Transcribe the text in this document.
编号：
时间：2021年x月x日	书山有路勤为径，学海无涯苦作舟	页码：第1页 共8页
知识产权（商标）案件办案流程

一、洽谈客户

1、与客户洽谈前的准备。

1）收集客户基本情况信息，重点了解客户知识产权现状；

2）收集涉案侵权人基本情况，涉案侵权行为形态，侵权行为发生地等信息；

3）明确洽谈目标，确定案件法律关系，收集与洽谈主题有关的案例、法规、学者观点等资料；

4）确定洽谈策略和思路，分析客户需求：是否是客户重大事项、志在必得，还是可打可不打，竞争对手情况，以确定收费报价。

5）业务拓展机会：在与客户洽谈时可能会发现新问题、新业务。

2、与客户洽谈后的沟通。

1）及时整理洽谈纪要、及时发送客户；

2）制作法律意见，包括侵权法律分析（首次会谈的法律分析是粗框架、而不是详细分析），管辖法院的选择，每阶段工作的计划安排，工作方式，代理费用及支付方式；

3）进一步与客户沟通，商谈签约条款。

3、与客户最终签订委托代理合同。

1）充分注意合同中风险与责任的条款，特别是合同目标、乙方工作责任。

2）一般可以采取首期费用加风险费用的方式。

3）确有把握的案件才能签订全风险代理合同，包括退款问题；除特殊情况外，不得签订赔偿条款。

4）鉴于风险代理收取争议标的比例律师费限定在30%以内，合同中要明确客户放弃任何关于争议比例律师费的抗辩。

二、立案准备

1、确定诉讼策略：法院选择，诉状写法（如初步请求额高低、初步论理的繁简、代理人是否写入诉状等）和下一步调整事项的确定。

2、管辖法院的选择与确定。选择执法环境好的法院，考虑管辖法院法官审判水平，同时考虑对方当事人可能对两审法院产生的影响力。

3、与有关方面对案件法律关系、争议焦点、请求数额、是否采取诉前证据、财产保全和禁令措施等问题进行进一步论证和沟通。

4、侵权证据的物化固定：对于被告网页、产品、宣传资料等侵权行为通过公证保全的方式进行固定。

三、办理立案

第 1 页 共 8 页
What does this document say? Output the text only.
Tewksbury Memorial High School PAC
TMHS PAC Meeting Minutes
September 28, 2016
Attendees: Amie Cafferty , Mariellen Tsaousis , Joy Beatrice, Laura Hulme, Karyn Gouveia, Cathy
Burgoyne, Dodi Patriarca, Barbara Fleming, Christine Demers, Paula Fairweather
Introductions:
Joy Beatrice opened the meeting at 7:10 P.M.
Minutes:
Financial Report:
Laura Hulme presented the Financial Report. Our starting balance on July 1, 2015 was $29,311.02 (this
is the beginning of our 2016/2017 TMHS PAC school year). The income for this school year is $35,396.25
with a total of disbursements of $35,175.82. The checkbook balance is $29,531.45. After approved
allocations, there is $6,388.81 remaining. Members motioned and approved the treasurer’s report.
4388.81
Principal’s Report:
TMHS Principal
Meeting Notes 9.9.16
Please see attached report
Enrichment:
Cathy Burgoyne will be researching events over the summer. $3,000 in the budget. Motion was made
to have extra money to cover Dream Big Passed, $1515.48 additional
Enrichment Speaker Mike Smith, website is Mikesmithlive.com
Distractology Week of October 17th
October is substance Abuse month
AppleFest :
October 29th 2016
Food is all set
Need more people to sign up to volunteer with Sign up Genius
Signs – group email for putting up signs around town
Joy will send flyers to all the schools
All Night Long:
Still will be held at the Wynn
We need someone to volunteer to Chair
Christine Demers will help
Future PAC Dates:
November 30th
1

——————————

Without leaving anything out, give the entries again exactly.

Transcribe the text in this document.
编号：
时间：2021年x月x日	书山有路勤为径，学海无涯苦作舟	页码：第1页 共8页
知识产权（商标）案件办案流程

一、洽谈客户

1、与客户洽谈前的准备。

1）收集客户基本情况信息，重点了解客户知识产权现状；

2）收集涉案侵权人基本情况，涉案侵权行为形态，侵权行为发生地等信息；

3）明确洽谈目标，确定案件法律关系，收集与洽谈主题有关的案例、法规、学者观点等资料；

4）确定洽谈策略和思路，分析客户需求：是否是客户重大事项、志在必得，还是可打可不打，竞争对手情况，以确定收费报价。

5）业务拓展机会：在与客户洽谈时可能会发现新问题、新业务。

2、与客户洽谈后的沟通。

1）及时整理洽谈纪要、及时发送客户；

2）制作法律意见，包括侵权法律分析（首次会谈的法律分析是粗框架、而不是详细分析），管辖法院的选择，每阶段工作的计划安排，工作方式，代理费用及支付方式；

3）进一步与客户沟通，商谈签约条款。

3、与客户最终签订委托代理合同。

1）充分注意合同中风险与责任的条款，特别是合同目标、乙方工作责任。

2）一般可以采取首期费用加风险费用的方式。

3）确有把握的案件才能签订全风险代理合同，包括退款问题；除特殊情况外，不得签订赔偿条款。

4）鉴于风险代理收取争议标的比例律师费限定在30%以内，合同中要明确客户放弃任何关于争议比例律师费的抗辩。

二、立案准备

1、确定诉讼策略：法院选择，诉状写法（如初步请求额高低、初步论理的繁简、代理人是否写入诉状等）和下一步调整事项的确定。

2、管辖法院的选择与确定。选择执法环境好的法院，考虑管辖法院法官审判水平，同时考虑对方当事人可能对两审法院产生的影响力。

3、与有关方面对案件法律关系、争议焦点、请求数额、是否采取诉前证据、财产保全和禁令措施等问题进行进一步论证和沟通。

4、侵权证据的物化固定：对于被告网页、产品、宣传资料等侵权行为通过公证保全的方式进行固定。

三、办理立案

第 1 页 共 8 页
What does this document say? Output the text only.
Tewksbury Memorial High School PAC
TMHS PAC Meeting Minutes
September 28, 2016
Attendees: Amie Cafferty , Mariellen Tsaousis , Joy Beatrice, Laura Hulme, Karyn Gouveia, Cathy
Burgoyne, Dodi Patriarca, Barbara Fleming, Christine Demers, Paula Fairweather
Introductions:
Joy Beatrice opened the meeting at 7:10 P.M.
Minutes:
Financial Report:
Laura Hulme presented the Financial Report. Our starting balance on July 1, 2015 was $29,311.02 (this
is the beginning of our 2016/2017 TMHS PAC school year). The income for this school year is $35,396.25
with a total of disbursements of $35,175.82. The checkbook balance is $29,531.45. After approved
allocations, there is $6,388.81 remaining. Members motioned and approved the treasurer’s report.
4388.81
Principal’s Report:
TMHS Principal
Meeting Notes 9.9.16
Please see attached report
Enrichment:
Cathy Burgoyne will be researching events over the summer. $3,000 in the budget. Motion was made
to have extra money to cover Dream Big Passed, $1515.48 additional
Enrichment Speaker Mike Smith, website is Mikesmithlive.com
Distractology Week of October 17th
October is substance Abuse month
AppleFest :
October 29th 2016
Food is all set
Need more people to sign up to volunteer with Sign up Genius
Signs – group email for putting up signs around town
Joy will send flyers to all the schools
All Night Long:
Still will be held at the Wynn
We need someone to volunteer to Chair
Christine Demers will help
Future PAC Dates:
November 30th
1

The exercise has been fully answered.